TASK REQUIREMENTS:
Check each line of the listing below for the string "Contains", and copy the ones that have it.

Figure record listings
* begin *

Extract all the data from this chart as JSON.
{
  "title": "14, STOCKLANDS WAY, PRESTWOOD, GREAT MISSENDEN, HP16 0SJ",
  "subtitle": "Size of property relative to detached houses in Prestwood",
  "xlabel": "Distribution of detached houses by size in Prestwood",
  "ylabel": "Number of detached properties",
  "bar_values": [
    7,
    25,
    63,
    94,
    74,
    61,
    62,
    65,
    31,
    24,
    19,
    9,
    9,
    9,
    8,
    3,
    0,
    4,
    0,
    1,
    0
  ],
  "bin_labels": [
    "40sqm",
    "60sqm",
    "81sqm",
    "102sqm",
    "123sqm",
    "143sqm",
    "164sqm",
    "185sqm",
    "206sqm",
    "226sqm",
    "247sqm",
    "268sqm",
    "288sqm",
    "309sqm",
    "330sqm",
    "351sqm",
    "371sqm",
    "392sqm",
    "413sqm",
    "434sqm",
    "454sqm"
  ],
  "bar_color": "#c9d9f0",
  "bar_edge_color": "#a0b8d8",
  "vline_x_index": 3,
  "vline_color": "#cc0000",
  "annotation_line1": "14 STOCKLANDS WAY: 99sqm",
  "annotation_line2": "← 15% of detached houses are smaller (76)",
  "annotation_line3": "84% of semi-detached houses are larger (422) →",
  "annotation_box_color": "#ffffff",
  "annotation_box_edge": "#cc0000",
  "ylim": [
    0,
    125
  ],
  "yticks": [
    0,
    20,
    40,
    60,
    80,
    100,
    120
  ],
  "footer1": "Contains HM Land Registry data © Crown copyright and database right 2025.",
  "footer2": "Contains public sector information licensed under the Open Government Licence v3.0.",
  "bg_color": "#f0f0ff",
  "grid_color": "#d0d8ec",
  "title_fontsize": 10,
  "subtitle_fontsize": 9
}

* end *

WRITTEN SOLUTION:
  "footer1": "Contains HM Land Registry data © Crown copyright and database right 2025.",
  "footer2": "Contains public sector information licensed under the Open Government Licence v3.0.",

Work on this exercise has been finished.